The request |
Filter these entries so that only lines with the word "Bank" remain.

[start Data provided]

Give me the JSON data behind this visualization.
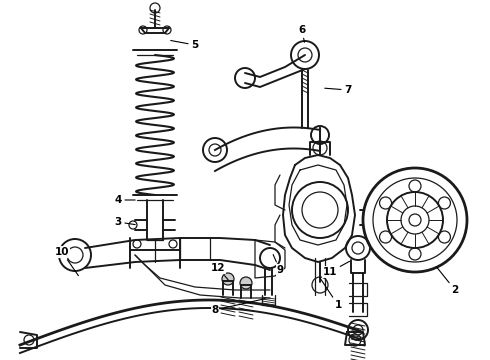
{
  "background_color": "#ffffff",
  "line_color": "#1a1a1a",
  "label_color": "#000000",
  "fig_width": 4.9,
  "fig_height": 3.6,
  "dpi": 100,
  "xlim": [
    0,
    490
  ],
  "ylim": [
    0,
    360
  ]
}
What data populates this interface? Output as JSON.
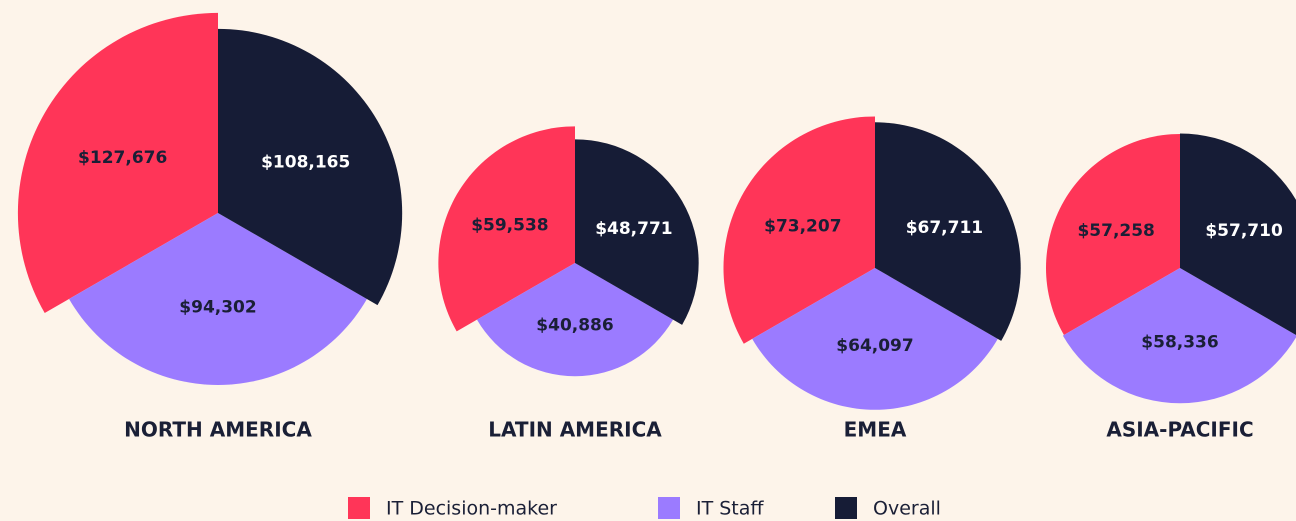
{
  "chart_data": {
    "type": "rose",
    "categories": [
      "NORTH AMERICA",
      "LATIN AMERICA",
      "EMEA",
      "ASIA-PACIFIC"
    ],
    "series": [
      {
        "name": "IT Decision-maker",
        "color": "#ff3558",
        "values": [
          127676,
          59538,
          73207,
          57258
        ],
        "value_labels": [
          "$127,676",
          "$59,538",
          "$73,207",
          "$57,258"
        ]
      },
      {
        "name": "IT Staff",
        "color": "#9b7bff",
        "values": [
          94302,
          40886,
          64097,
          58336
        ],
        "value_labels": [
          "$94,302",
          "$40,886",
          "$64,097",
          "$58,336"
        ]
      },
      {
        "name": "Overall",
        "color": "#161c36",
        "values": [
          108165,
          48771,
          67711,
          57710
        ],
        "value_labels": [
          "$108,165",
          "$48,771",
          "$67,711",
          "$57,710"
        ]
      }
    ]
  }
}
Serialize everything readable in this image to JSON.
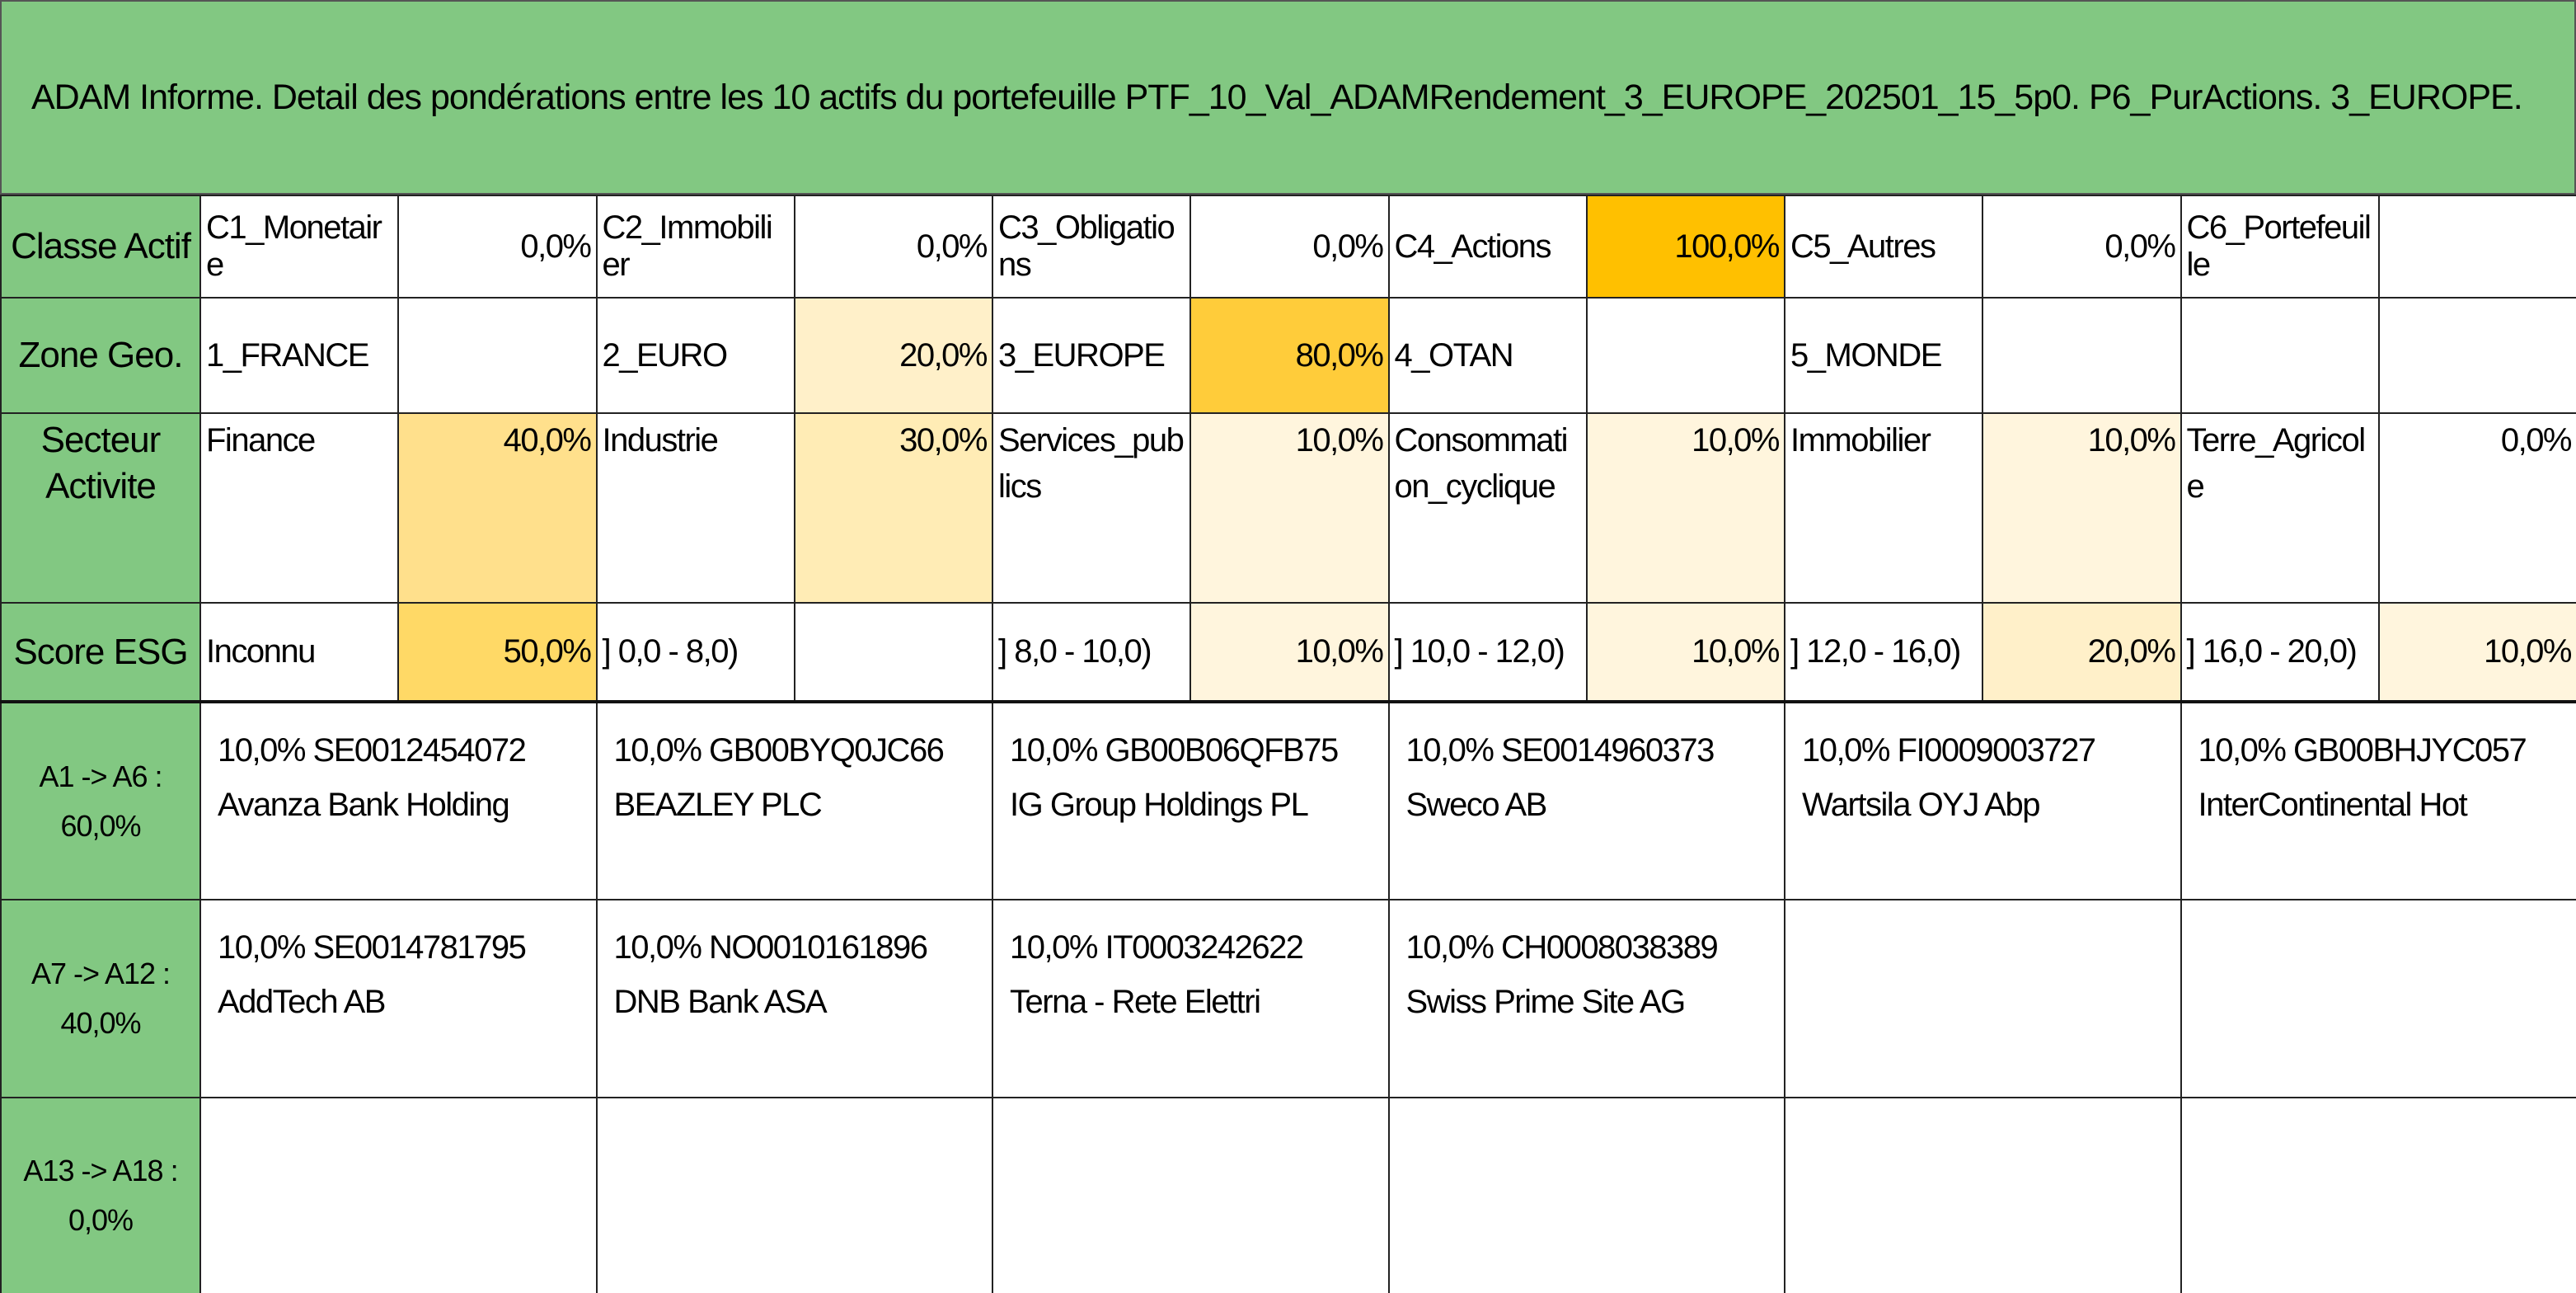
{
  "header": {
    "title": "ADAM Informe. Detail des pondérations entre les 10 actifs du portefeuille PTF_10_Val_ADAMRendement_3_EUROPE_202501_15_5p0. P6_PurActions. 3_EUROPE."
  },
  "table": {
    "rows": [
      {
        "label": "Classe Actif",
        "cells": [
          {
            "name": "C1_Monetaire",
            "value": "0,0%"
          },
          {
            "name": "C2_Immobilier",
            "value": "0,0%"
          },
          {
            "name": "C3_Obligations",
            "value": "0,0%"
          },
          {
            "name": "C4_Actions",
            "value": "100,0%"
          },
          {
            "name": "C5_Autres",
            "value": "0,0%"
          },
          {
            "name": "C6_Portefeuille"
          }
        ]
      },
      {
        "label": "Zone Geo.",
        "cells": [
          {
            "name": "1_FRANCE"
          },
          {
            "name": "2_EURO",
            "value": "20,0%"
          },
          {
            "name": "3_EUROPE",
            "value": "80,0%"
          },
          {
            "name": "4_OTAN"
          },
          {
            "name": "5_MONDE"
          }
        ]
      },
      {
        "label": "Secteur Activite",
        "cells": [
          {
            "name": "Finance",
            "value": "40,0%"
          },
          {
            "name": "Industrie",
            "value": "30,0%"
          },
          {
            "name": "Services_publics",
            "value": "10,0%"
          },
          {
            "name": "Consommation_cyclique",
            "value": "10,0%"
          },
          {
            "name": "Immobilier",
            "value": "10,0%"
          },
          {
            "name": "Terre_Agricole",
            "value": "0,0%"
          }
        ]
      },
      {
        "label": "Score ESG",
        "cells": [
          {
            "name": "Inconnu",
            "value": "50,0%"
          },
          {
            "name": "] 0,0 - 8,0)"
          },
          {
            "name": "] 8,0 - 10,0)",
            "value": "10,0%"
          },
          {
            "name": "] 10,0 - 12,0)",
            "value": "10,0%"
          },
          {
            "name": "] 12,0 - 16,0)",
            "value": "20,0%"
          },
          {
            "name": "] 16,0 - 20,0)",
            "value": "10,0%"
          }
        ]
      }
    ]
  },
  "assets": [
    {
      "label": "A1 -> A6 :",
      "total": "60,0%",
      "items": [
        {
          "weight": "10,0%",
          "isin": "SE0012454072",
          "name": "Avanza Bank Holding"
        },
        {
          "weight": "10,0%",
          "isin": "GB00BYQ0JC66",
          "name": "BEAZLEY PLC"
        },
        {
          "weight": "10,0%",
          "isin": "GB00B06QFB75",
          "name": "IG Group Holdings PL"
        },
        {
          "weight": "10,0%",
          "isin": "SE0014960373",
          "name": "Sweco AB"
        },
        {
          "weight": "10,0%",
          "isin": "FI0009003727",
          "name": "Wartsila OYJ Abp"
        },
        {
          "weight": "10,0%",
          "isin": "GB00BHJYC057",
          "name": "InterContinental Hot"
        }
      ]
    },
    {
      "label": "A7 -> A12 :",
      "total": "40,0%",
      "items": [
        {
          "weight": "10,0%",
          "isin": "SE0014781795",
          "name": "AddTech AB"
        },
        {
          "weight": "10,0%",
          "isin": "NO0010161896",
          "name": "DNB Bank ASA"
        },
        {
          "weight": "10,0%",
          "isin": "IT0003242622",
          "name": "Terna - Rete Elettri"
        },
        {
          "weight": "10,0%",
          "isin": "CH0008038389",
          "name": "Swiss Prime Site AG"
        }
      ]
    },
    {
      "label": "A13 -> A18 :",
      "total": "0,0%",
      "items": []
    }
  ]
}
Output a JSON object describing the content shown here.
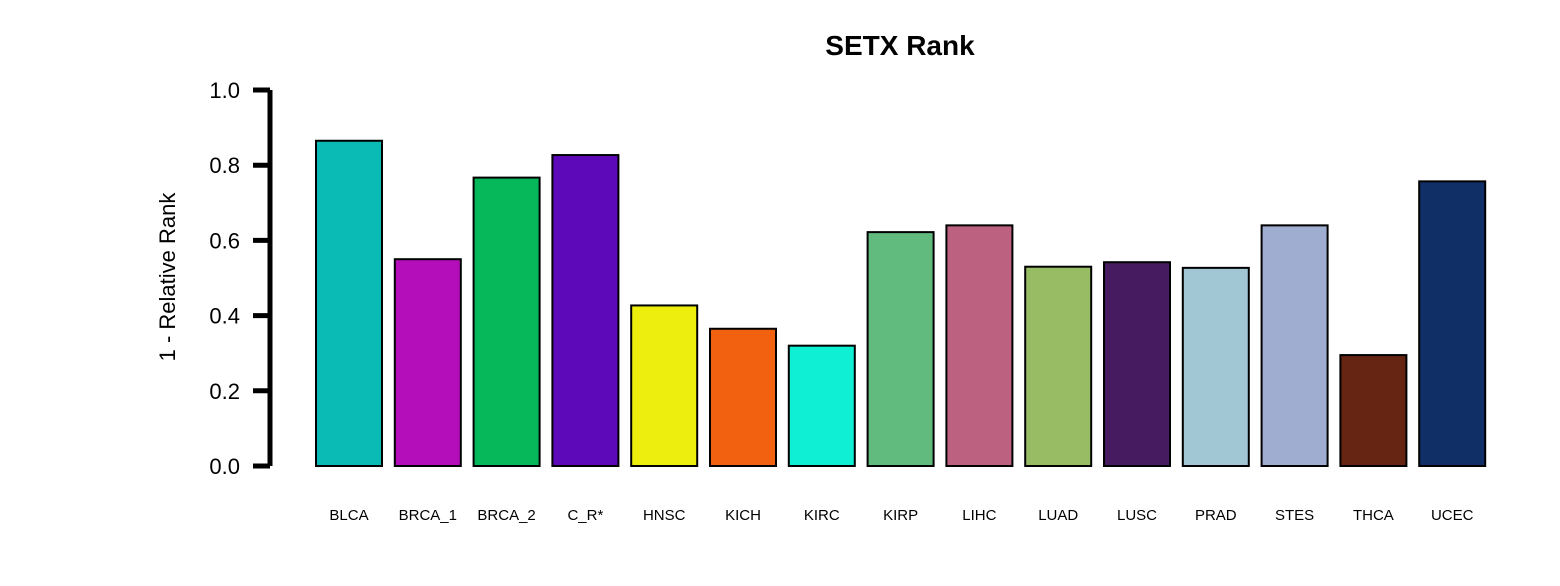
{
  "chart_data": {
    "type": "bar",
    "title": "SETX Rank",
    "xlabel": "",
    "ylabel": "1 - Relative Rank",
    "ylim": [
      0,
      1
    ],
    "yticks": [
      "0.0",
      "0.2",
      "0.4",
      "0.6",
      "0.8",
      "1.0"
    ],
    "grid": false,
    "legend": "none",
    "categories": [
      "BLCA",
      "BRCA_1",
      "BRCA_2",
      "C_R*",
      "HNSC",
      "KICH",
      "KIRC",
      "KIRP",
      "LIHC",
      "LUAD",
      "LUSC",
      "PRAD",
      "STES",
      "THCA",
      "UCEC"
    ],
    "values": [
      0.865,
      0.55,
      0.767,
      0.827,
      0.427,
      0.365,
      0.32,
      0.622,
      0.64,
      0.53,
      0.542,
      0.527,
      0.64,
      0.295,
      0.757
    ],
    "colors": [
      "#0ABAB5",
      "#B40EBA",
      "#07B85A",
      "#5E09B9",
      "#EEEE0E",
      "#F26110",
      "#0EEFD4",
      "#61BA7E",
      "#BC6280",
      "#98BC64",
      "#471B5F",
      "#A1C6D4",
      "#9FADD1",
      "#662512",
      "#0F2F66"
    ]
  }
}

[end Data provided]

Task answer |
          "name": "Avanza Bank Holding"
          "name": "DNB Bank ASA"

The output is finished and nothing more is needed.